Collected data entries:
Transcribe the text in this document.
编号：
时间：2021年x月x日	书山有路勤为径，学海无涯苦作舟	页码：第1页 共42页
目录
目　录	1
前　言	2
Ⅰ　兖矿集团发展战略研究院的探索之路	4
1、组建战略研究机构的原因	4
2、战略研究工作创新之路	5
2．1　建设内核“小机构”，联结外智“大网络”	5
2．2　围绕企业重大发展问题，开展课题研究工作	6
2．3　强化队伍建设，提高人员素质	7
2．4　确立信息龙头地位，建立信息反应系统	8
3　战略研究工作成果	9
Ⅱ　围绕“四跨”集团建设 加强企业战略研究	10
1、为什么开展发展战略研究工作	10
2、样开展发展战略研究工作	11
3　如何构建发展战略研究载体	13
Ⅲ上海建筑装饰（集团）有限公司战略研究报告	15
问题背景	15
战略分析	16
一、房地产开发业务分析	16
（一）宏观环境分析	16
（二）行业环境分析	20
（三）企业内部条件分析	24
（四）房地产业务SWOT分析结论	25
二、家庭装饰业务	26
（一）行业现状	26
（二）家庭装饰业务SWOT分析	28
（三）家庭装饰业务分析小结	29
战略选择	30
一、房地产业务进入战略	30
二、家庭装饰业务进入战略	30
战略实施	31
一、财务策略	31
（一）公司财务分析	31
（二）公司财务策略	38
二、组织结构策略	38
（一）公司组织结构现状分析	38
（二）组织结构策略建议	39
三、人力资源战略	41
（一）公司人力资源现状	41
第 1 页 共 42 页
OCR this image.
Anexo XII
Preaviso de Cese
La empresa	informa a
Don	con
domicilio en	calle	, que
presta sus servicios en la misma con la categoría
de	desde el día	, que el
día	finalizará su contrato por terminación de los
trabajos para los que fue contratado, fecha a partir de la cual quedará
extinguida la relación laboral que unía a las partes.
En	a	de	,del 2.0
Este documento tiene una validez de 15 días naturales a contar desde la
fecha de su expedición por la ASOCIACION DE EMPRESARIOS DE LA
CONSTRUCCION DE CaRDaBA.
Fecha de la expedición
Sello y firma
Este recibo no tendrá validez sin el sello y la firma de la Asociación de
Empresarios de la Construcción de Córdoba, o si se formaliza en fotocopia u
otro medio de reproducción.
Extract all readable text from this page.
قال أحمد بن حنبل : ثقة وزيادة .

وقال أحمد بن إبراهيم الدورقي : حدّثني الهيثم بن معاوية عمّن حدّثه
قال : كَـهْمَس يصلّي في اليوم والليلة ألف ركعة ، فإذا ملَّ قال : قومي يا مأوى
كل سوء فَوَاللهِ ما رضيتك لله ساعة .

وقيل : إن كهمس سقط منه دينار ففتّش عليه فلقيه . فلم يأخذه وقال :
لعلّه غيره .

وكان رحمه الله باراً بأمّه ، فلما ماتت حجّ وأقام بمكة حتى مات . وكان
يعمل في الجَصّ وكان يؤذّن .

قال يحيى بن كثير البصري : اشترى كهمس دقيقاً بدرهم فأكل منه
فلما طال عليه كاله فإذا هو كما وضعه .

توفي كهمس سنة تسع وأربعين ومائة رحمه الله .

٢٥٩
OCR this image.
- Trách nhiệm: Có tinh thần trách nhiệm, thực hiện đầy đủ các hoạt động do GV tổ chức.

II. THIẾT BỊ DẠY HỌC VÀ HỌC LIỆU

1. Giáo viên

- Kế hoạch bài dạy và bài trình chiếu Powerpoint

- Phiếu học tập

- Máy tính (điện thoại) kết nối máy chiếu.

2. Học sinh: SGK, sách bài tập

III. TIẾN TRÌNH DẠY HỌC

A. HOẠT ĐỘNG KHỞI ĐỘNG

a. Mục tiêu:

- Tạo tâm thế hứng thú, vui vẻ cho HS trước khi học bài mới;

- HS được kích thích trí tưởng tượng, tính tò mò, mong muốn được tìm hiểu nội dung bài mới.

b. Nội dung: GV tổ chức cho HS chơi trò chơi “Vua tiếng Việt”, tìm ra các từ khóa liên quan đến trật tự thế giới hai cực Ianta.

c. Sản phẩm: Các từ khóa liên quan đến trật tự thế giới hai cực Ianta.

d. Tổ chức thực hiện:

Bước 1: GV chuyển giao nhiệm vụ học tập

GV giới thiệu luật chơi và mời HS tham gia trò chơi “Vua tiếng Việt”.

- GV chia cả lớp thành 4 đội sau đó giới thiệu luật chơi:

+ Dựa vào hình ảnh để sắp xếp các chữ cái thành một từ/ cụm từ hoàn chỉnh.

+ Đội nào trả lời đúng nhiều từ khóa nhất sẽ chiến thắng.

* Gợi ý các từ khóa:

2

## PROBLEM
Tally how many lines of the records hold the word "khóa". Answer with the number only.

## FULL RESPONSE
4